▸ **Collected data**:

........

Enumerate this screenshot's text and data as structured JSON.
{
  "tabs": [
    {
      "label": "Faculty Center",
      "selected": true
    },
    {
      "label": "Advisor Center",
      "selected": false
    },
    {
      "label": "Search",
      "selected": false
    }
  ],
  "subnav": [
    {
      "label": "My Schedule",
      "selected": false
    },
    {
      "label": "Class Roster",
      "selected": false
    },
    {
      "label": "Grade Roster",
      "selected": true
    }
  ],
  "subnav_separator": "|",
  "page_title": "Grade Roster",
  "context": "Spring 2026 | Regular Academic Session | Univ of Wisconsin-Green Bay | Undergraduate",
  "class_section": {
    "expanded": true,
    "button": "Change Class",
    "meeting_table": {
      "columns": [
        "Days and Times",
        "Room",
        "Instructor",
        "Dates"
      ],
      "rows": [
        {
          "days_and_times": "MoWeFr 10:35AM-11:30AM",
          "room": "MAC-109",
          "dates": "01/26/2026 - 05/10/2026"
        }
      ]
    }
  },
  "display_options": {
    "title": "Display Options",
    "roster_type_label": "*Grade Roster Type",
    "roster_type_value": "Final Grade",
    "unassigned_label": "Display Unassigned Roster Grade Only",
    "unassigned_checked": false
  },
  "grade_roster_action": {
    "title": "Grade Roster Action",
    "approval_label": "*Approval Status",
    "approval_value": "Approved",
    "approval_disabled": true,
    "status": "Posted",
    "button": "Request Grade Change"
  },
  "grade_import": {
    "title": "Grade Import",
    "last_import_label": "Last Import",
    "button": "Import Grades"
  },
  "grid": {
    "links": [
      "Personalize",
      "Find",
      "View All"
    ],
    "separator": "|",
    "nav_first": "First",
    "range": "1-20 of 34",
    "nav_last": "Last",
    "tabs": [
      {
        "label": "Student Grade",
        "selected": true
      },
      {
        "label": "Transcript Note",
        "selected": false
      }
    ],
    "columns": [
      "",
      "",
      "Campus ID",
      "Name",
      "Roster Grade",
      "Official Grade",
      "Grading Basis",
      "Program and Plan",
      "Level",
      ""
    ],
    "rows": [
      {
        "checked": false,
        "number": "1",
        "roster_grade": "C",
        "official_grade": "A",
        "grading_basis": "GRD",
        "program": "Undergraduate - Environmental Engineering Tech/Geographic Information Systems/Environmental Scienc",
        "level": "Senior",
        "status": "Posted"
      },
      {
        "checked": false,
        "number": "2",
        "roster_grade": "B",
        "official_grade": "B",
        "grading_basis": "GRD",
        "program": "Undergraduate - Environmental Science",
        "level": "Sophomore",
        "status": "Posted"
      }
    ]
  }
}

........

Repeat all entries. Match them exactly.

▸ **IN RESPONSE**:
Enumerate this screenshot's text and data as structured JSON.
{
  "tabs": [
    {
      "label": "Faculty Center",
      "selected": true
    },
    {
      "label": "Advisor Center",
      "selected": false
    },
    {
      "label": "Search",
      "selected": false
    }
  ],
  "subnav": [
    {
      "label": "My Schedule",
      "selected": false
    },
    {
      "label": "Class Roster",
      "selected": false
    },
    {
      "label": "Grade Roster",
      "selected": true
    }
  ],
  "subnav_separator": "|",
  "page_title": "Grade Roster",
  "context": "Spring 2026 | Regular Academic Session | Univ of Wisconsin-Green Bay | Undergraduate",
  "class_section": {
    "expanded": true,
    "button": "Change Class",
    "meeting_table": {
      "columns": [
        "Days and Times",
        "Room",
        "Instructor",
        "Dates"
      ],
      "rows": [
        {
          "days_and_times": "MoWeFr 10:35AM-11:30AM",
          "room": "MAC-109",
          "dates": "01/26/2026 - 05/10/2026"
        }
      ]
    }
  },
  "display_options": {
    "title": "Display Options",
    "roster_type_label": "*Grade Roster Type",
    "roster_type_value": "Final Grade",
    "unassigned_label": "Display Unassigned Roster Grade Only",
    "unassigned_checked": false
  },
  "grade_roster_action": {
    "title": "Grade Roster Action",
    "approval_label": "*Approval Status",
    "approval_value": "Approved",
    "approval_disabled": true,
    "status": "Posted",
    "button": "Request Grade Change"
  },
  "grade_import": {
    "title": "Grade Import",
    "last_import_label": "Last Import",
    "button": "Import Grades"
  },
  "grid": {
    "links": [
      "Personalize",
      "Find",
      "View All"
    ],
    "separator": "|",
    "nav_first": "First",
    "range": "1-20 of 34",
    "nav_last": "Last",
    "tabs": [
      {
        "label": "Student Grade",
        "selected": true
      },
      {
        "label": "Transcript Note",
        "selected": false
      }
    ],
    "columns": [
      "",
      "",
      "Campus ID",
      "Name",
      "Roster Grade",
      "Official Grade",
      "Grading Basis",
      "Program and Plan",
      "Level",
      ""
    ],
    "rows": [
      {
        "checked": false,
        "number": "1",
        "roster_grade": "C",
        "official_grade": "A",
        "grading_basis": "GRD",
        "program": "Undergraduate - Environmental Engineering Tech/Geographic Information Systems/Environmental Scienc",
        "level": "Senior",
        "status": "Posted"
      },
      {
        "checked": false,
        "number": "2",
        "roster_grade": "B",
        "official_grade": "B",
        "grading_basis": "GRD",
        "program": "Undergraduate - Environmental Science",
        "level": "Sophomore",
        "status": "Posted"
      }
    ]
  }
}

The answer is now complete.